Written task = Output every line below without omitting or altering anything.

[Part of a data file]
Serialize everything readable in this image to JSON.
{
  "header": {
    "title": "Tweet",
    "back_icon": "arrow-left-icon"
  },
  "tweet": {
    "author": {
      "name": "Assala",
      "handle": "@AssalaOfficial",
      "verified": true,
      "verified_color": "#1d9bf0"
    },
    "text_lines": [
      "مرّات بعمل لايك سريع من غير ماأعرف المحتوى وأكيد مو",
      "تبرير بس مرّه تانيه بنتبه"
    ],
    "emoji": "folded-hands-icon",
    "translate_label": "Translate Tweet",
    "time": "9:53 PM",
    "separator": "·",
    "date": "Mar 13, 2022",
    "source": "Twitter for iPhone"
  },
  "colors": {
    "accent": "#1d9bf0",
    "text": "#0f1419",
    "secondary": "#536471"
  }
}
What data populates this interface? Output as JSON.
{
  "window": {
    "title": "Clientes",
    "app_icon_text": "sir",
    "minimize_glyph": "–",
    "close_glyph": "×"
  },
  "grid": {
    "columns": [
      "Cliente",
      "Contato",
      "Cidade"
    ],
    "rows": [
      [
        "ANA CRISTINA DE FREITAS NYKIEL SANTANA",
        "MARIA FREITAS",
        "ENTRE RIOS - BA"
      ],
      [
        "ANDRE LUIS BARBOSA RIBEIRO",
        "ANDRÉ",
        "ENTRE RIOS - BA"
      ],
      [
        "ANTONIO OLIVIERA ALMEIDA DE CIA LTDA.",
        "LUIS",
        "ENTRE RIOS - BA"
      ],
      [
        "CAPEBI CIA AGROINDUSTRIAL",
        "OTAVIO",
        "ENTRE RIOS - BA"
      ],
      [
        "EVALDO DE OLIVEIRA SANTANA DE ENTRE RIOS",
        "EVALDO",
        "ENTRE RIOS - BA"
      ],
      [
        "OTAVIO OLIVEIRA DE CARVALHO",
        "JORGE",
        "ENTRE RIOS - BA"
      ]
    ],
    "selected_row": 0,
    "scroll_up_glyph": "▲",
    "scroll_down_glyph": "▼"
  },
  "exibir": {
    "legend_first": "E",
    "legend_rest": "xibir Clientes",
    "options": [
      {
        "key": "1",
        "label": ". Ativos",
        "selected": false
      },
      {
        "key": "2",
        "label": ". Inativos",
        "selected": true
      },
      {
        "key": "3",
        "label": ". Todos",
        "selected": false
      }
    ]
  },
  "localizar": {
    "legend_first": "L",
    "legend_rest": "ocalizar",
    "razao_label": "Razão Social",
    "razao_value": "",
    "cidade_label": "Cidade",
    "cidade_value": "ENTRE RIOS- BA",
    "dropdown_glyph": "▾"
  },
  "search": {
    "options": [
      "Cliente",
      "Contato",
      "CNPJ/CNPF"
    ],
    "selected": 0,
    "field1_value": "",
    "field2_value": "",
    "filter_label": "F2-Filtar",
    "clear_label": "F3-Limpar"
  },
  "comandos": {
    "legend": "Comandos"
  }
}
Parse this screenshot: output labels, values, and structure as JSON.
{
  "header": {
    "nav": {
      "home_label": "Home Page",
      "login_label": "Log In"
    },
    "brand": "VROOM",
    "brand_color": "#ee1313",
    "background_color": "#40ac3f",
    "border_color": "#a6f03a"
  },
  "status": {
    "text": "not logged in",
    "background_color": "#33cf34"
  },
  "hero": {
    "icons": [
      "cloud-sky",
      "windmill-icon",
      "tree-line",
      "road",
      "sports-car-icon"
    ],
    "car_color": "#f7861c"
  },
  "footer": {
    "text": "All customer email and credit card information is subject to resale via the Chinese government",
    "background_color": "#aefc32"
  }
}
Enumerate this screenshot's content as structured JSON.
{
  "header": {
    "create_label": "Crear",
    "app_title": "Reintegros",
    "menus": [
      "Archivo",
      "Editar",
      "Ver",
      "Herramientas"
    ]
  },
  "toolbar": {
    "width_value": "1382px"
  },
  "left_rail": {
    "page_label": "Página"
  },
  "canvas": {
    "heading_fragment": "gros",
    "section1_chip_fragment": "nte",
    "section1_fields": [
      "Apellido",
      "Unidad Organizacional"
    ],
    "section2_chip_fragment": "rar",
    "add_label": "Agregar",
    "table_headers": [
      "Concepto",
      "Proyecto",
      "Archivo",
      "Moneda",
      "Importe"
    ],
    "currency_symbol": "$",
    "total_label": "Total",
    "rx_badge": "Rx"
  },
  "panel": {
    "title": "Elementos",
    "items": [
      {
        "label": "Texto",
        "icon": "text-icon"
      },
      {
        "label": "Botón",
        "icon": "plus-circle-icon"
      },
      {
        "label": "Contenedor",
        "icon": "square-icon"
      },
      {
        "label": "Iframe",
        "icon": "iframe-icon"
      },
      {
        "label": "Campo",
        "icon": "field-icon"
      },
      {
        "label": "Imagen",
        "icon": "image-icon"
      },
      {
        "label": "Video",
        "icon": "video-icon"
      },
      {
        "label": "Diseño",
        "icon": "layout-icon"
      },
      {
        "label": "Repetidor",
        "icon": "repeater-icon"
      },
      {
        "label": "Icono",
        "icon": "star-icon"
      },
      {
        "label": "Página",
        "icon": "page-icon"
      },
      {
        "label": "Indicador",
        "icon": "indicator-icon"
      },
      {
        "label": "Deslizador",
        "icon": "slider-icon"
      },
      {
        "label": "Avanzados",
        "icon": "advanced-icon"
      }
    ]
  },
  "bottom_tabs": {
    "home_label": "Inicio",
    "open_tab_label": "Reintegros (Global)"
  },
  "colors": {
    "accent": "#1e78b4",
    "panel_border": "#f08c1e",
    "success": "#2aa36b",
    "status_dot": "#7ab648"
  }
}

Answer to this exercise =
Serialize everything readable in this image to JSON.
{
  "header": {
    "title": "Tweet",
    "back_icon": "arrow-left-icon"
  },
  "tweet": {
    "author": {
      "name": "Assala",
      "handle": "@AssalaOfficial",
      "verified": true,
      "verified_color": "#1d9bf0"
    },
    "text_lines": [
      "مرّات بعمل لايك سريع من غير ماأعرف المحتوى وأكيد مو",
      "تبرير بس مرّه تانيه بنتبه"
    ],
    "emoji": "folded-hands-icon",
    "translate_label": "Translate Tweet",
    "time": "9:53 PM",
    "separator": "·",
    "date": "Mar 13, 2022",
    "source": "Twitter for iPhone"
  },
  "colors": {
    "accent": "#1d9bf0",
    "text": "#0f1419",
    "secondary": "#536471"
  }
}
What data populates this interface? Output as JSON.
{
  "window": {
    "title": "Clientes",
    "app_icon_text": "sir",
    "minimize_glyph": "–",
    "close_glyph": "×"
  },
  "grid": {
    "columns": [
      "Cliente",
      "Contato",
      "Cidade"
    ],
    "rows": [
      [
        "ANA CRISTINA DE FREITAS NYKIEL SANTANA",
        "MARIA FREITAS",
        "ENTRE RIOS - BA"
      ],
      [
        "ANDRE LUIS BARBOSA RIBEIRO",
        "ANDRÉ",
        "ENTRE RIOS - BA"
      ],
      [
        "ANTONIO OLIVIERA ALMEIDA DE CIA LTDA.",
        "LUIS",
        "ENTRE RIOS - BA"
      ],
      [
        "CAPEBI CIA AGROINDUSTRIAL",
        "OTAVIO",
        "ENTRE RIOS - BA"
      ],
      [
        "EVALDO DE OLIVEIRA SANTANA DE ENTRE RIOS",
        "EVALDO",
        "ENTRE RIOS - BA"
      ],
      [
        "OTAVIO OLIVEIRA DE CARVALHO",
        "JORGE",
        "ENTRE RIOS - BA"
      ]
    ],
    "selected_row": 0,
    "scroll_up_glyph": "▲",
    "scroll_down_glyph": "▼"
  },
  "exibir": {
    "legend_first": "E",
    "legend_rest": "xibir Clientes",
    "options": [
      {
        "key": "1",
        "label": ". Ativos",
        "selected": false
      },
      {
        "key": "2",
        "label": ". Inativos",
        "selected": true
      },
      {
        "key": "3",
        "label": ". Todos",
        "selected": false
      }
    ]
  },
  "localizar": {
    "legend_first": "L",
    "legend_rest": "ocalizar",
    "razao_label": "Razão Social",
    "razao_value": "",
    "cidade_label": "Cidade",
    "cidade_value": "ENTRE RIOS- BA",
    "dropdown_glyph": "▾"
  },
  "search": {
    "options": [
      "Cliente",
      "Contato",
      "CNPJ/CNPF"
    ],
    "selected": 0,
    "field1_value": "",
    "field2_value": "",
    "filter_label": "F2-Filtar",
    "clear_label": "F3-Limpar"
  },
  "comandos": {
    "legend": "Comandos"
  }
}
Parse this screenshot: output labels, values, and structure as JSON.
{
  "header": {
    "nav": {
      "home_label": "Home Page",
      "login_label": "Log In"
    },
    "brand": "VROOM",
    "brand_color": "#ee1313",
    "background_color": "#40ac3f",
    "border_color": "#a6f03a"
  },
  "status": {
    "text": "not logged in",
    "background_color": "#33cf34"
  },
  "hero": {
    "icons": [
      "cloud-sky",
      "windmill-icon",
      "tree-line",
      "road",
      "sports-car-icon"
    ],
    "car_color": "#f7861c"
  },
  "footer": {
    "text": "All customer email and credit card information is subject to resale via the Chinese government",
    "background_color": "#aefc32"
  }
}
Enumerate this screenshot's content as structured JSON.
{
  "header": {
    "create_label": "Crear",
    "app_title": "Reintegros",
    "menus": [
      "Archivo",
      "Editar",
      "Ver",
      "Herramientas"
    ]
  },
  "toolbar": {
    "width_value": "1382px"
  },
  "left_rail": {
    "page_label": "Página"
  },
  "canvas": {
    "heading_fragment": "gros",
    "section1_chip_fragment": "nte",
    "section1_fields": [
      "Apellido",
      "Unidad Organizacional"
    ],
    "section2_chip_fragment": "rar",
    "add_label": "Agregar",
    "table_headers": [
      "Concepto",
      "Proyecto",
      "Archivo",
      "Moneda",
      "Importe"
    ],
    "currency_symbol": "$",
    "total_label": "Total",
    "rx_badge": "Rx"
  },
  "panel": {
    "title": "Elementos",
    "items": [
      {
        "label": "Texto",
        "icon": "text-icon"
      },
      {
        "label": "Botón",
        "icon": "plus-circle-icon"
      },
      {
        "label": "Contenedor",
        "icon": "square-icon"
      },
      {
        "label": "Iframe",
        "icon": "iframe-icon"
      },
      {
        "label": "Campo",
        "icon": "field-icon"
      },
      {
        "label": "Imagen",
        "icon": "image-icon"
      },
      {
        "label": "Video",
        "icon": "video-icon"
      },
      {
        "label": "Diseño",
        "icon": "layout-icon"
      },
      {
        "label": "Repetidor",
        "icon": "repeater-icon"
      },
      {
        "label": "Icono",
        "icon": "star-icon"
      },
      {
        "label": "Página",
        "icon": "page-icon"
      },
      {
        "label": "Indicador",
        "icon": "indicator-icon"
      },
      {
        "label": "Deslizador",
        "icon": "slider-icon"
      },
      {
        "label": "Avanzados",
        "icon": "advanced-icon"
      }
    ]
  },
  "bottom_tabs": {
    "home_label": "Inicio",
    "open_tab_label": "Reintegros (Global)"
  },
  "colors": {
    "accent": "#1e78b4",
    "panel_border": "#f08c1e",
    "success": "#2aa36b",
    "status_dot": "#7ab648"
  }
}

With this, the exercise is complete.